- [GIVEN RECORDS]
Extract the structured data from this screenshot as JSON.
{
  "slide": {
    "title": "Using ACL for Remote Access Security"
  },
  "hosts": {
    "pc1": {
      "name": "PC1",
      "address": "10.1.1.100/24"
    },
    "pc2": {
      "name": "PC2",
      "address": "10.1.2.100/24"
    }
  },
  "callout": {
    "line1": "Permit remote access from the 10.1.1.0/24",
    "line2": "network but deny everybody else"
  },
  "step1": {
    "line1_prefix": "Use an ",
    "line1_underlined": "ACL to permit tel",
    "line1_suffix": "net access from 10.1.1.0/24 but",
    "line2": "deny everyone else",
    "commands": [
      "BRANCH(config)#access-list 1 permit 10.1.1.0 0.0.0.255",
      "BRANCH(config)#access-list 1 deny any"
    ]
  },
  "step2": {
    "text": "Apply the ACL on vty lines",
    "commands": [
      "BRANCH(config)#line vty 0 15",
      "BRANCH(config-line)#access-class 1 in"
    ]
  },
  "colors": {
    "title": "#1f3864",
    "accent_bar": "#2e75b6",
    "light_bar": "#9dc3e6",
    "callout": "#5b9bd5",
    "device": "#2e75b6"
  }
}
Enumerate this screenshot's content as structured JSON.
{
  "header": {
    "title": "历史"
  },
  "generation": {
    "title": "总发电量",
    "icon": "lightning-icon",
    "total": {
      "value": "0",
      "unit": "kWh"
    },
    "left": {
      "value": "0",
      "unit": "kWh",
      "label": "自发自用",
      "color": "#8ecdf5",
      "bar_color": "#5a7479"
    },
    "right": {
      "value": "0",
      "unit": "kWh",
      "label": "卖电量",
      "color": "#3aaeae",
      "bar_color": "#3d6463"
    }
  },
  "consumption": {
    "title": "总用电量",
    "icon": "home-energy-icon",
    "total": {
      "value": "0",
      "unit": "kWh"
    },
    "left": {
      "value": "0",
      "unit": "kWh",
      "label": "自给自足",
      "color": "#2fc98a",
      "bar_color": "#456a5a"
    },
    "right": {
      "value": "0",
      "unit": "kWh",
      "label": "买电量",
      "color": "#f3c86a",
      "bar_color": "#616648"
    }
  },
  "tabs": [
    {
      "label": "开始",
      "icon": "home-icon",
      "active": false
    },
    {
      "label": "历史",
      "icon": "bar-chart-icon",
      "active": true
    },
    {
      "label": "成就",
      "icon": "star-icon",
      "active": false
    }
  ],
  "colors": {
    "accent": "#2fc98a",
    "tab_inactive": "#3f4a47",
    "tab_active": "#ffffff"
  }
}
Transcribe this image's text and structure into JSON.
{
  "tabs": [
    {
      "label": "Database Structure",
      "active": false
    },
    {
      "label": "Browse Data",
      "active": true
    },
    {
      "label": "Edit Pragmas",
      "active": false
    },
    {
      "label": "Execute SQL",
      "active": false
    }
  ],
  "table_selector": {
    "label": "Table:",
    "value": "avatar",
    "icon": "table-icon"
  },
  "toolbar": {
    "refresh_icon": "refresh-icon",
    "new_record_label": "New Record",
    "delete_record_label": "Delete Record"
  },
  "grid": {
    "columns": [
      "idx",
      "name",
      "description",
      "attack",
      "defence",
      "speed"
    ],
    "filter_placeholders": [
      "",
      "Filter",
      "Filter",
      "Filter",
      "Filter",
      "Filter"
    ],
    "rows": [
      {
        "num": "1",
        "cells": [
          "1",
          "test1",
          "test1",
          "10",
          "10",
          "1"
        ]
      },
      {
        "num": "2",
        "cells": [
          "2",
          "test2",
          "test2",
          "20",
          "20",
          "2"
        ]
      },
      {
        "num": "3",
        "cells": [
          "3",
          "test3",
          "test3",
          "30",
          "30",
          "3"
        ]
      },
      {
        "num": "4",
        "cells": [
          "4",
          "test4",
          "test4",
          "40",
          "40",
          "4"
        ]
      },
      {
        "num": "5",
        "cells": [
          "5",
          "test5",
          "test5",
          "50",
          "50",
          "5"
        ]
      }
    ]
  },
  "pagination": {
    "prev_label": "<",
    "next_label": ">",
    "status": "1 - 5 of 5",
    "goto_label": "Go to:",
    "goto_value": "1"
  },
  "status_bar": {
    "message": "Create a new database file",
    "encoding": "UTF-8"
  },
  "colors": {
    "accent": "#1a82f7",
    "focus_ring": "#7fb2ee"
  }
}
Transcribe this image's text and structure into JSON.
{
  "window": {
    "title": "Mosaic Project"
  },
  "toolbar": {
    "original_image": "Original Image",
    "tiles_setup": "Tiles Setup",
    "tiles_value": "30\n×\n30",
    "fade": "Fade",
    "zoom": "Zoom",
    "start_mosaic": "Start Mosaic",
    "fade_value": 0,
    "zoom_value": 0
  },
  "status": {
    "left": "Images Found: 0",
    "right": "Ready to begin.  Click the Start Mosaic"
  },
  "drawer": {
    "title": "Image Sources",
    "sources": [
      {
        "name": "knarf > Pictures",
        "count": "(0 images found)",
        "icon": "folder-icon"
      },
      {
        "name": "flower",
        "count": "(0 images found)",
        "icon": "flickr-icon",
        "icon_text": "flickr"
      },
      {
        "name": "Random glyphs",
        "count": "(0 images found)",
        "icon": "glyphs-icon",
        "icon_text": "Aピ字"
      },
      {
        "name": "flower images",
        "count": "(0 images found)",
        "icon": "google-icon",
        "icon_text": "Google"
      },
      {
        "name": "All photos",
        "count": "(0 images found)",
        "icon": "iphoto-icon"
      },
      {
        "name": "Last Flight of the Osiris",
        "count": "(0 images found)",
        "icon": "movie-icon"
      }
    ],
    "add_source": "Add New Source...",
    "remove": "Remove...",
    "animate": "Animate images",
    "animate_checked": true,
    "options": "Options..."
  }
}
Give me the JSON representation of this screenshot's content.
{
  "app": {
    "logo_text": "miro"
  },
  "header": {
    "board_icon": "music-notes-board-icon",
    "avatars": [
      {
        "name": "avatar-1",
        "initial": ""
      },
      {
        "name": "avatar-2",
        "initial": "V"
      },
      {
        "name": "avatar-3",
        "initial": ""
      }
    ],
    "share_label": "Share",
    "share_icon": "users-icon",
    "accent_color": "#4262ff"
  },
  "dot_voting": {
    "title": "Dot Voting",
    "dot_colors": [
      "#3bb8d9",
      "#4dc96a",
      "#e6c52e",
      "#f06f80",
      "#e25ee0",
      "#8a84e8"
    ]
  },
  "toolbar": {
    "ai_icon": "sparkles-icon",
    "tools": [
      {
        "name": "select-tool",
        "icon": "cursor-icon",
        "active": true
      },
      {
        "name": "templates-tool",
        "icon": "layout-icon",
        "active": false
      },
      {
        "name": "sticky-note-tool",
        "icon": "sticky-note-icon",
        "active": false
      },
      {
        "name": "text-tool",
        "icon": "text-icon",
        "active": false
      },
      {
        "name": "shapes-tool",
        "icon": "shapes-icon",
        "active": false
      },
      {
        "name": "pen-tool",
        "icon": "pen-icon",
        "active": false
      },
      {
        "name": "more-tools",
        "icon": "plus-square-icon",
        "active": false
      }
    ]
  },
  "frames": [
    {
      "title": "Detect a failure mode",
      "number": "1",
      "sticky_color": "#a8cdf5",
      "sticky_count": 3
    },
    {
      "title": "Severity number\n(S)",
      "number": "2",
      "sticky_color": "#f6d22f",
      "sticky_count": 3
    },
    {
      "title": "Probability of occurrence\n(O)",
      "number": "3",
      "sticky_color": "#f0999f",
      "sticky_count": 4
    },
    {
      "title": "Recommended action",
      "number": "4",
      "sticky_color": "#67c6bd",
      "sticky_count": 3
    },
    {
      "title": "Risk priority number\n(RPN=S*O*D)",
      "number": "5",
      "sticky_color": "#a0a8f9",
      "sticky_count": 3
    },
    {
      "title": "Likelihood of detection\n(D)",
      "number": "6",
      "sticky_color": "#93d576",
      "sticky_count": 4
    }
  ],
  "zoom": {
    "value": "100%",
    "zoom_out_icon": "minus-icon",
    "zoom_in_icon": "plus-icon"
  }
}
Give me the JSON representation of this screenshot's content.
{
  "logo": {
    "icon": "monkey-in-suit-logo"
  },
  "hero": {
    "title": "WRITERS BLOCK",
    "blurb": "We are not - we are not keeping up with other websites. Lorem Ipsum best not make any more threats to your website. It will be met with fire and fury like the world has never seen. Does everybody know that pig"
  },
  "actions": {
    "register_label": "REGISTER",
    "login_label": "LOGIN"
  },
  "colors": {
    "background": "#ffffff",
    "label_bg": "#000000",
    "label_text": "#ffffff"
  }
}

- [WHAT YOU WILL DO]
Count how many lines in the data contain the word "true", giving the number without comment.

- [EXERCISE ANSWER]
4